• Exercise objective:
Extract each line of the data below exactly as written.

=-=-=

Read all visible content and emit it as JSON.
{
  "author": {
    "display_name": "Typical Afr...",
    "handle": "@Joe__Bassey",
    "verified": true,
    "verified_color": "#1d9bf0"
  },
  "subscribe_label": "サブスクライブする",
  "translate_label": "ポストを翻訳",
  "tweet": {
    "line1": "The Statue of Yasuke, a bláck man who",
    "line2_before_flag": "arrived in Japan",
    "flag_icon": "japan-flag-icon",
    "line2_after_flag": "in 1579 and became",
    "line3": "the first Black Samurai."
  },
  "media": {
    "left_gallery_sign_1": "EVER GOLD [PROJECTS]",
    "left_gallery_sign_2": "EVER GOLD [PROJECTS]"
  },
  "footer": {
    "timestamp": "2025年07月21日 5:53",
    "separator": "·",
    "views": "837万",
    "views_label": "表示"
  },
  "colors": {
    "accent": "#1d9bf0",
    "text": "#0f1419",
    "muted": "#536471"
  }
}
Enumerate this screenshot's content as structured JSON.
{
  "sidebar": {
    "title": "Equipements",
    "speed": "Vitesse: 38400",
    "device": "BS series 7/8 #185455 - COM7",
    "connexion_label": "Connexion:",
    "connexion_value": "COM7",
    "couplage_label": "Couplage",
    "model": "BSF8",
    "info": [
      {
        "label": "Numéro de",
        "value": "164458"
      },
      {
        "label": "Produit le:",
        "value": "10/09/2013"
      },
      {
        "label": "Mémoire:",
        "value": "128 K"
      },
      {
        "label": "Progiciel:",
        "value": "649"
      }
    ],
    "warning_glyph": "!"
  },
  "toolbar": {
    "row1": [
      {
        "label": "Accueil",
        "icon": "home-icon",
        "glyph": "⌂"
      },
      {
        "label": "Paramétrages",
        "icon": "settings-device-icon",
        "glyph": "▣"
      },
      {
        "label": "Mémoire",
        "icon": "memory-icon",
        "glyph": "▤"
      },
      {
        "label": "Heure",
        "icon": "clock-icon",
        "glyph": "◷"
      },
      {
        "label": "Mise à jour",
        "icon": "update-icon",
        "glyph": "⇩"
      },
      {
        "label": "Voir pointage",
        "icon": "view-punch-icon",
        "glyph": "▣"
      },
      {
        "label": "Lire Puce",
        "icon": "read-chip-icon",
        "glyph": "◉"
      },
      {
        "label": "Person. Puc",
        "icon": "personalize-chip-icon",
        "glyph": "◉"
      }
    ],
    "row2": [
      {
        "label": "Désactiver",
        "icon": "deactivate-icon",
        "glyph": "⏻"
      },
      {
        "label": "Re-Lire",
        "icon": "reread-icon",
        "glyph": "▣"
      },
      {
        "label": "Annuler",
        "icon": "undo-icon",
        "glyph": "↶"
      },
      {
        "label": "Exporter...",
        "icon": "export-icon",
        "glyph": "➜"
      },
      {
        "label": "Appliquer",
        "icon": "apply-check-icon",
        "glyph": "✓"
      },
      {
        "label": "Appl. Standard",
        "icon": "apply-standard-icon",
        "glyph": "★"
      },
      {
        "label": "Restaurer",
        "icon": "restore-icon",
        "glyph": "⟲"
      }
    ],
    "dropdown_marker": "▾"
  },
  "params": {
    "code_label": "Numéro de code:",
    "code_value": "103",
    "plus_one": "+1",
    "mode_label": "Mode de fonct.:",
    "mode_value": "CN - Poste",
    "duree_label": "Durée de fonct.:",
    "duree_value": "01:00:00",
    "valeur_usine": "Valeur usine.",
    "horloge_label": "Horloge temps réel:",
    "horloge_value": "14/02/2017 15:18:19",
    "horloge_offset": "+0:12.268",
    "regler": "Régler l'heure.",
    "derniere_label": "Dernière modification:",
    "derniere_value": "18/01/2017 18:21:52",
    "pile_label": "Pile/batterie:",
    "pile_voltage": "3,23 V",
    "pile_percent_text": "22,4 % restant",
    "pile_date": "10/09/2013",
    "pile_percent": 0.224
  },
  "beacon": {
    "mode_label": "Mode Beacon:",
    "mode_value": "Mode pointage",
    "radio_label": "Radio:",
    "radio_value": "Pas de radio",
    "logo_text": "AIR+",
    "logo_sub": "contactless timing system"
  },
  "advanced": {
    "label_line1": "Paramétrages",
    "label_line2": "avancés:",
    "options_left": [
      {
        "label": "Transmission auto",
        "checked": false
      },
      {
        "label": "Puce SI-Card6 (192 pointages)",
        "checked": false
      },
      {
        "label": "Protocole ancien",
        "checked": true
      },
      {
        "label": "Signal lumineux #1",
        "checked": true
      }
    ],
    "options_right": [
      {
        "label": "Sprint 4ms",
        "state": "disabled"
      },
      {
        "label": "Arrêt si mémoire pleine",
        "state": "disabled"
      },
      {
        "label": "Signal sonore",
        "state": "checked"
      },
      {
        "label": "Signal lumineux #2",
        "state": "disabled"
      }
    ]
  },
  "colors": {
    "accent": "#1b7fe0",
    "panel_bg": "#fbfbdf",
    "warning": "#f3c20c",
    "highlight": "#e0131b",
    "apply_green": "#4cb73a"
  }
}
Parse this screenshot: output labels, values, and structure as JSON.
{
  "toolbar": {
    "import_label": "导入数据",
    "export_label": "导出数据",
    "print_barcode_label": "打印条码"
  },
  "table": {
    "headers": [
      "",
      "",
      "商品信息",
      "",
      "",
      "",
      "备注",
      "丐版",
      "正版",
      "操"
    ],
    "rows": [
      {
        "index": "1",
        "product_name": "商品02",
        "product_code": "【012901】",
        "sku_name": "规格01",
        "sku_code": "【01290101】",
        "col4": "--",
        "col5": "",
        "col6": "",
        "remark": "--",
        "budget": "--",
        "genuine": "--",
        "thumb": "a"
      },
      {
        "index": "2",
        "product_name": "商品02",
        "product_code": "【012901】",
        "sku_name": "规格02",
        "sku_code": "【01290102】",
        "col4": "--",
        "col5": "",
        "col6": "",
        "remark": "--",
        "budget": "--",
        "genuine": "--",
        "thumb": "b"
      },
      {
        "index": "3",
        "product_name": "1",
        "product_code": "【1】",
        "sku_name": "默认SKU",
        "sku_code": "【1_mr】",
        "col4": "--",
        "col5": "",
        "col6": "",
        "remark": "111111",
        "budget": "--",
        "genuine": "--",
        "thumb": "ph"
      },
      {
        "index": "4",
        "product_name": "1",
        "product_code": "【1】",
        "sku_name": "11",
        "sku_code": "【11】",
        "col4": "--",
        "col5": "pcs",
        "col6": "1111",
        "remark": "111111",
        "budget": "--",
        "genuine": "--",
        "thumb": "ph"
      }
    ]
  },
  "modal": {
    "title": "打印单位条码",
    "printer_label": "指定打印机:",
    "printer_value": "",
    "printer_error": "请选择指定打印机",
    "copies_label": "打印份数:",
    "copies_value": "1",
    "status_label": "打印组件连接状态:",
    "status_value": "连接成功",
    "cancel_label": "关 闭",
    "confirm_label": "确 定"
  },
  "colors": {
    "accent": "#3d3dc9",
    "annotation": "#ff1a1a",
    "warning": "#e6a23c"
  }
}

=-=-=

• Final result:
Read all visible content and emit it as JSON.
{
  "author": {
    "display_name": "Typical Afr...",
    "handle": "@Joe__Bassey",
    "verified": true,
    "verified_color": "#1d9bf0"
  },
  "subscribe_label": "サブスクライブする",
  "translate_label": "ポストを翻訳",
  "tweet": {
    "line1": "The Statue of Yasuke, a bláck man who",
    "line2_before_flag": "arrived in Japan",
    "flag_icon": "japan-flag-icon",
    "line2_after_flag": "in 1579 and became",
    "line3": "the first Black Samurai."
  },
  "media": {
    "left_gallery_sign_1": "EVER GOLD [PROJECTS]",
    "left_gallery_sign_2": "EVER GOLD [PROJECTS]"
  },
  "footer": {
    "timestamp": "2025年07月21日 5:53",
    "separator": "·",
    "views": "837万",
    "views_label": "表示"
  },
  "colors": {
    "accent": "#1d9bf0",
    "text": "#0f1419",
    "muted": "#536471"
  }
}
Enumerate this screenshot's content as structured JSON.
{
  "sidebar": {
    "title": "Equipements",
    "speed": "Vitesse: 38400",
    "device": "BS series 7/8 #185455 - COM7",
    "connexion_label": "Connexion:",
    "connexion_value": "COM7",
    "couplage_label": "Couplage",
    "model": "BSF8",
    "info": [
      {
        "label": "Numéro de",
        "value": "164458"
      },
      {
        "label": "Produit le:",
        "value": "10/09/2013"
      },
      {
        "label": "Mémoire:",
        "value": "128 K"
      },
      {
        "label": "Progiciel:",
        "value": "649"
      }
    ],
    "warning_glyph": "!"
  },
  "toolbar": {
    "row1": [
      {
        "label": "Accueil",
        "icon": "home-icon",
        "glyph": "⌂"
      },
      {
        "label": "Paramétrages",
        "icon": "settings-device-icon",
        "glyph": "▣"
      },
      {
        "label": "Mémoire",
        "icon": "memory-icon",
        "glyph": "▤"
      },
      {
        "label": "Heure",
        "icon": "clock-icon",
        "glyph": "◷"
      },
      {
        "label": "Mise à jour",
        "icon": "update-icon",
        "glyph": "⇩"
      },
      {
        "label": "Voir pointage",
        "icon": "view-punch-icon",
        "glyph": "▣"
      },
      {
        "label": "Lire Puce",
        "icon": "read-chip-icon",
        "glyph": "◉"
      },
      {
        "label": "Person. Puc",
        "icon": "personalize-chip-icon",
        "glyph": "◉"
      }
    ],
    "row2": [
      {
        "label": "Désactiver",
        "icon": "deactivate-icon",
        "glyph": "⏻"
      },
      {
        "label": "Re-Lire",
        "icon": "reread-icon",
        "glyph": "▣"
      },
      {
        "label": "Annuler",
        "icon": "undo-icon",
        "glyph": "↶"
      },
      {
        "label": "Exporter...",
        "icon": "export-icon",
        "glyph": "➜"
      },
      {
        "label": "Appliquer",
        "icon": "apply-check-icon",
        "glyph": "✓"
      },
      {
        "label": "Appl. Standard",
        "icon": "apply-standard-icon",
        "glyph": "★"
      },
      {
        "label": "Restaurer",
        "icon": "restore-icon",
        "glyph": "⟲"
      }
    ],
    "dropdown_marker": "▾"
  },
  "params": {
    "code_label": "Numéro de code:",
    "code_value": "103",
    "plus_one": "+1",
    "mode_label": "Mode de fonct.:",
    "mode_value": "CN - Poste",
    "duree_label": "Durée de fonct.:",
    "duree_value": "01:00:00",
    "valeur_usine": "Valeur usine.",
    "horloge_label": "Horloge temps réel:",
    "horloge_value": "14/02/2017 15:18:19",
    "horloge_offset": "+0:12.268",
    "regler": "Régler l'heure.",
    "derniere_label": "Dernière modification:",
    "derniere_value": "18/01/2017 18:21:52",
    "pile_label": "Pile/batterie:",
    "pile_voltage": "3,23 V",
    "pile_percent_text": "22,4 % restant",
    "pile_date": "10/09/2013",
    "pile_percent": 0.224
  },
  "beacon": {
    "mode_label": "Mode Beacon:",
    "mode_value": "Mode pointage",
    "radio_label": "Radio:",
    "radio_value": "Pas de radio",
    "logo_text": "AIR+",
    "logo_sub": "contactless timing system"
  },
  "advanced": {
    "label_line1": "Paramétrages",
    "label_line2": "avancés:",
    "options_left": [
      {
        "label": "Transmission auto",
        "checked": false
      },
      {
        "label": "Puce SI-Card6 (192 pointages)",
        "checked": false
      },
      {
        "label": "Protocole ancien",
        "checked": true
      },
      {
        "label": "Signal lumineux #1",
        "checked": true
      }
    ],
    "options_right": [
      {
        "label": "Sprint 4ms",
        "state": "disabled"
      },
      {
        "label": "Arrêt si mémoire pleine",
        "state": "disabled"
      },
      {
        "label": "Signal sonore",
        "state": "checked"
      },
      {
        "label": "Signal lumineux #2",
        "state": "disabled"
      }
    ]
  },
  "colors": {
    "accent": "#1b7fe0",
    "panel_bg": "#fbfbdf",
    "warning": "#f3c20c",
    "highlight": "#e0131b",
    "apply_green": "#4cb73a"
  }
}
Parse this screenshot: output labels, values, and structure as JSON.
{
  "toolbar": {
    "import_label": "导入数据",
    "export_label": "导出数据",
    "print_barcode_label": "打印条码"
  },
  "table": {
    "headers": [
      "",
      "",
      "商品信息",
      "",
      "",
      "",
      "备注",
      "丐版",
      "正版",
      "操"
    ],
    "rows": [
      {
        "index": "1",
        "product_name": "商品02",
        "product_code": "【012901】",
        "sku_name": "规格01",
        "sku_code": "【01290101】",
        "col4": "--",
        "col5": "",
        "col6": "",
        "remark": "--",
        "budget": "--",
        "genuine": "--",
        "thumb": "a"
      },
      {
        "index": "2",
        "product_name": "商品02",
        "product_code": "【012901】",
        "sku_name": "规格02",
        "sku_code": "【01290102】",
        "col4": "--",
        "col5": "",
        "col6": "",
        "remark": "--",
        "budget": "--",
        "genuine": "--",
        "thumb": "b"
      },
      {
        "index": "3",
        "product_name": "1",
        "product_code": "【1】",
        "sku_name": "默认SKU",
        "sku_code": "【1_mr】",
        "col4": "--",
        "col5": "",
        "col6": "",
        "remark": "111111",
        "budget": "--",
        "genuine": "--",
        "thumb": "ph"
      },
      {
        "index": "4",
        "product_name": "1",
        "product_code": "【1】",
        "sku_name": "11",
        "sku_code": "【11】",
        "col4": "--",
        "col5": "pcs",
        "col6": "1111",
        "remark": "111111",
        "budget": "--",
        "genuine": "--",
        "thumb": "ph"
      }
    ]
  },
  "modal": {
    "title": "打印单位条码",
    "printer_label": "指定打印机:",
    "printer_value": "",
    "printer_error": "请选择指定打印机",
    "copies_label": "打印份数:",
    "copies_value": "1",
    "status_label": "打印组件连接状态:",
    "status_value": "连接成功",
    "cancel_label": "关 闭",
    "confirm_label": "确 定"
  },
  "colors": {
    "accent": "#3d3dc9",
    "annotation": "#ff1a1a",
    "warning": "#e6a23c"
  }
}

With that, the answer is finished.